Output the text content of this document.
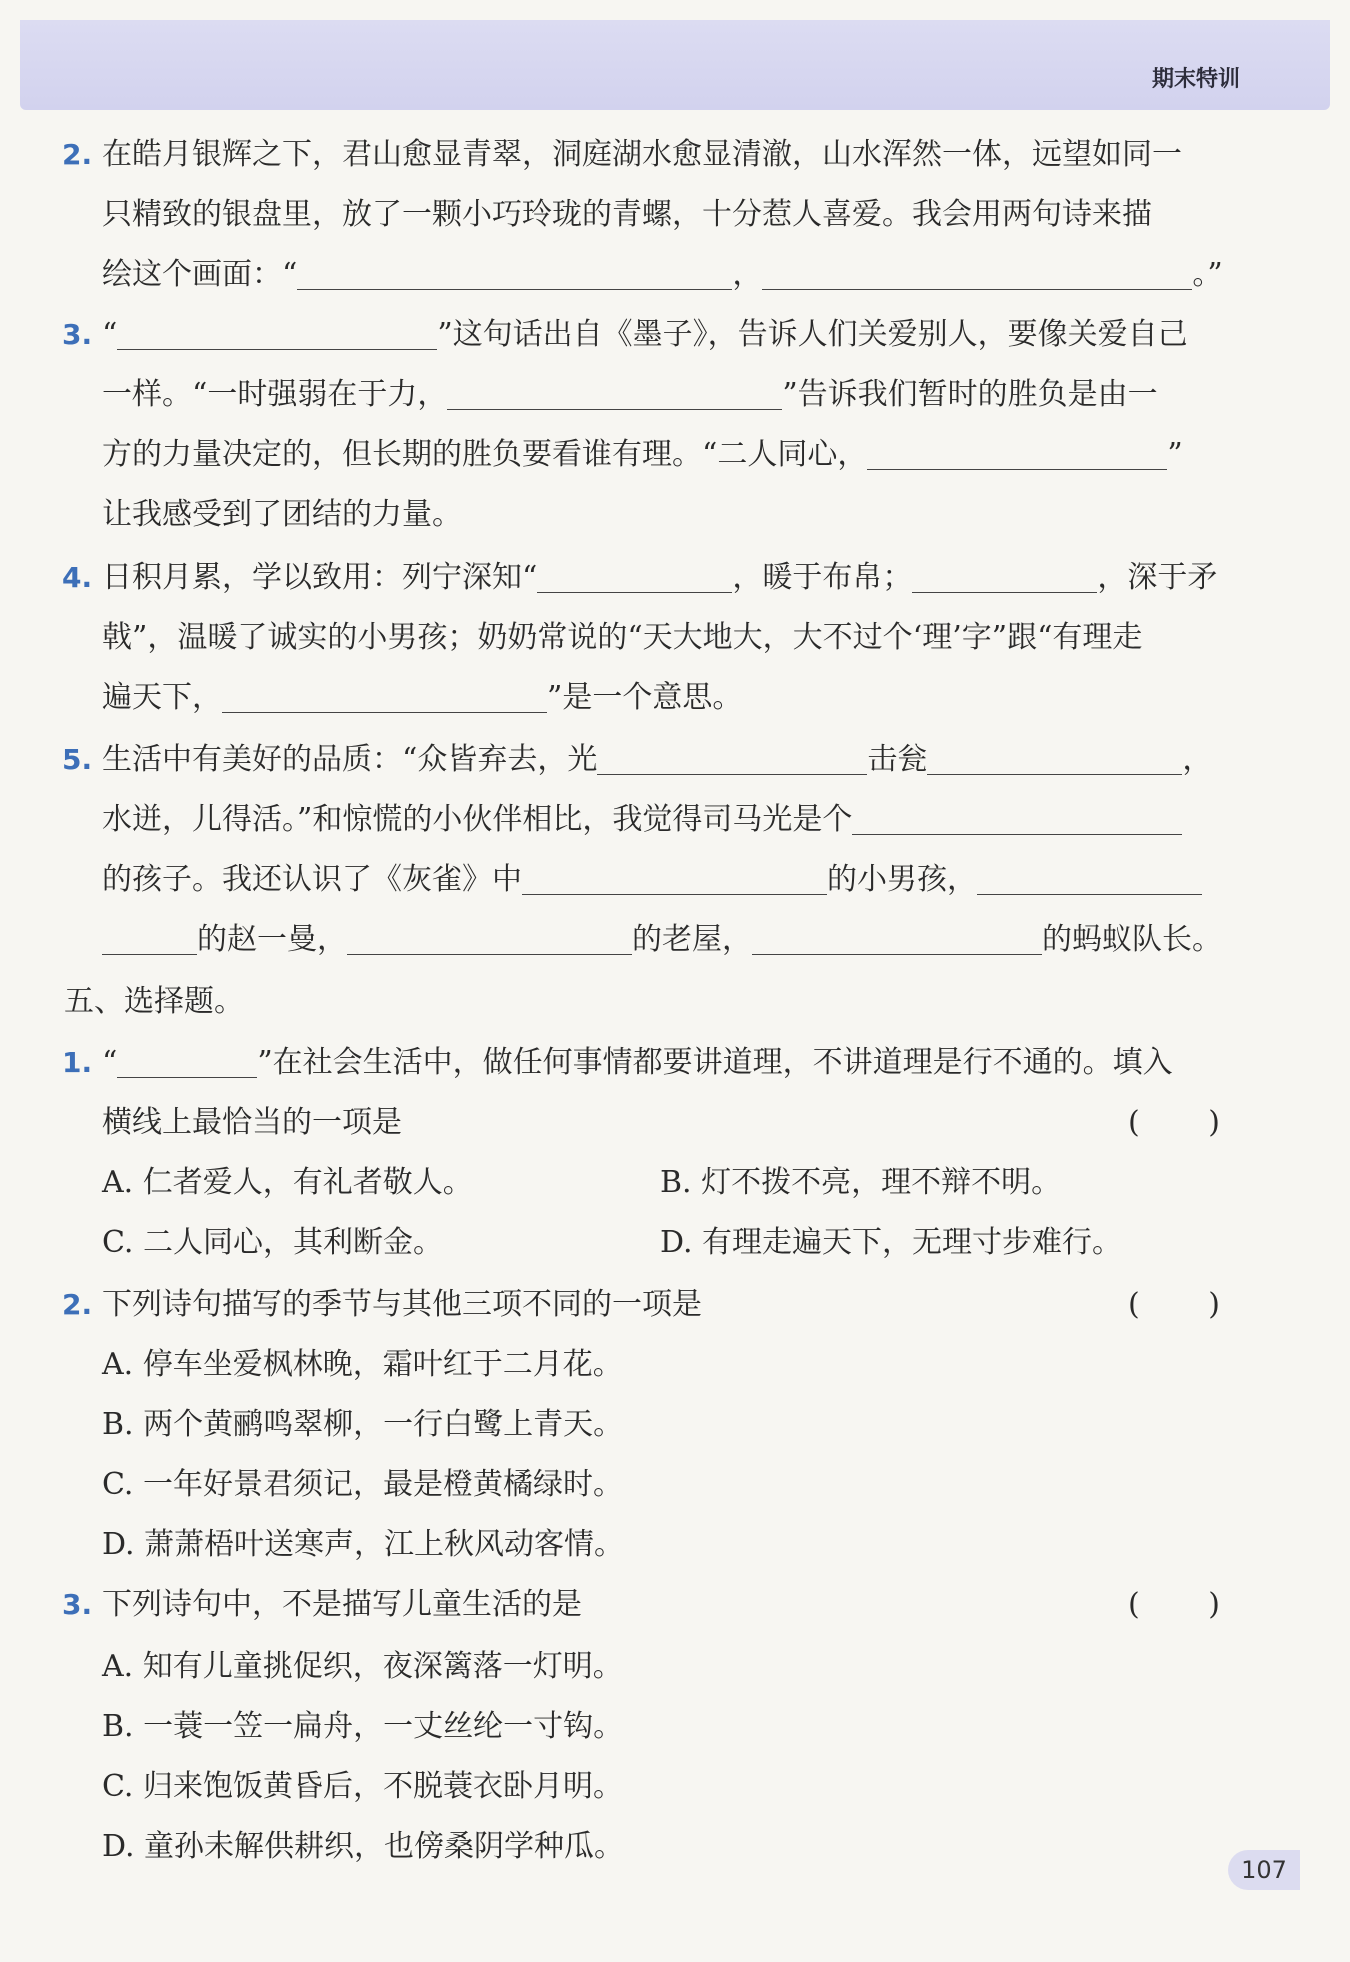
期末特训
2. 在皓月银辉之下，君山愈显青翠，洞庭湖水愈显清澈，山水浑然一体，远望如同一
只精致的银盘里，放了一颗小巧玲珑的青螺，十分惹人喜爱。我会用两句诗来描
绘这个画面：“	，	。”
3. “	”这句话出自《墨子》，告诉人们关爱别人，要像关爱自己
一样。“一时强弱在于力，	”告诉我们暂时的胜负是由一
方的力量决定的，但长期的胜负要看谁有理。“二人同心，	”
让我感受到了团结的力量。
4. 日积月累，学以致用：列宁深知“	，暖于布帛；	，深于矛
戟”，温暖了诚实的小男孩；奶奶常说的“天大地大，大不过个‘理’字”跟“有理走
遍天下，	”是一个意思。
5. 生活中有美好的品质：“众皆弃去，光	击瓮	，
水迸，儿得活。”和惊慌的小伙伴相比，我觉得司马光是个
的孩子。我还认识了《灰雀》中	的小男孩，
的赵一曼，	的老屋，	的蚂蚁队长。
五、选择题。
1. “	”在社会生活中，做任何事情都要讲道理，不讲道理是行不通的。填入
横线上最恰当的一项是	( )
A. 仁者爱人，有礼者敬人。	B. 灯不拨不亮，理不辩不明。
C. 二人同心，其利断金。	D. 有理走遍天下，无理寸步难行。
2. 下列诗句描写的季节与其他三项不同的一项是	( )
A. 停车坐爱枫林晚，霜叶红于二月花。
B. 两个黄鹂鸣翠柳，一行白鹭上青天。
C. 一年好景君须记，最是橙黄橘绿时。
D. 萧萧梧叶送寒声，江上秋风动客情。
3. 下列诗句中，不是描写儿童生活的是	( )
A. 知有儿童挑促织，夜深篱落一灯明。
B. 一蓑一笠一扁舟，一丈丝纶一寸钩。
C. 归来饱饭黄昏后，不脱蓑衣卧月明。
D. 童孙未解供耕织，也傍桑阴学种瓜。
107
────────
Prompt — Write out again every line above exactly as given; the pictures do not belong in the copy.

Worked solution —
Output the text content of this document.
期末特训
2. 在皓月银辉之下，君山愈显青翠，洞庭湖水愈显清澈，山水浑然一体，远望如同一
只精致的银盘里，放了一颗小巧玲珑的青螺，十分惹人喜爱。我会用两句诗来描
绘这个画面：“	，	。”
3. “	”这句话出自《墨子》，告诉人们关爱别人，要像关爱自己
一样。“一时强弱在于力，	”告诉我们暂时的胜负是由一
方的力量决定的，但长期的胜负要看谁有理。“二人同心，	”
让我感受到了团结的力量。
4. 日积月累，学以致用：列宁深知“	，暖于布帛；	，深于矛
戟”，温暖了诚实的小男孩；奶奶常说的“天大地大，大不过个‘理’字”跟“有理走
遍天下，	”是一个意思。
5. 生活中有美好的品质：“众皆弃去，光	击瓮	，
水迸，儿得活。”和惊慌的小伙伴相比，我觉得司马光是个
的孩子。我还认识了《灰雀》中	的小男孩，
的赵一曼，	的老屋，	的蚂蚁队长。
五、选择题。
1. “	”在社会生活中，做任何事情都要讲道理，不讲道理是行不通的。填入
横线上最恰当的一项是	( )
A. 仁者爱人，有礼者敬人。	B. 灯不拨不亮，理不辩不明。
C. 二人同心，其利断金。	D. 有理走遍天下，无理寸步难行。
2. 下列诗句描写的季节与其他三项不同的一项是	( )
A. 停车坐爱枫林晚，霜叶红于二月花。
B. 两个黄鹂鸣翠柳，一行白鹭上青天。
C. 一年好景君须记，最是橙黄橘绿时。
D. 萧萧梧叶送寒声，江上秋风动客情。
3. 下列诗句中，不是描写儿童生活的是	( )
A. 知有儿童挑促织，夜深篱落一灯明。
B. 一蓑一笠一扁舟，一丈丝纶一寸钩。
C. 归来饱饭黄昏后，不脱蓑衣卧月明。
D. 童孙未解供耕织，也傍桑阴学种瓜。
107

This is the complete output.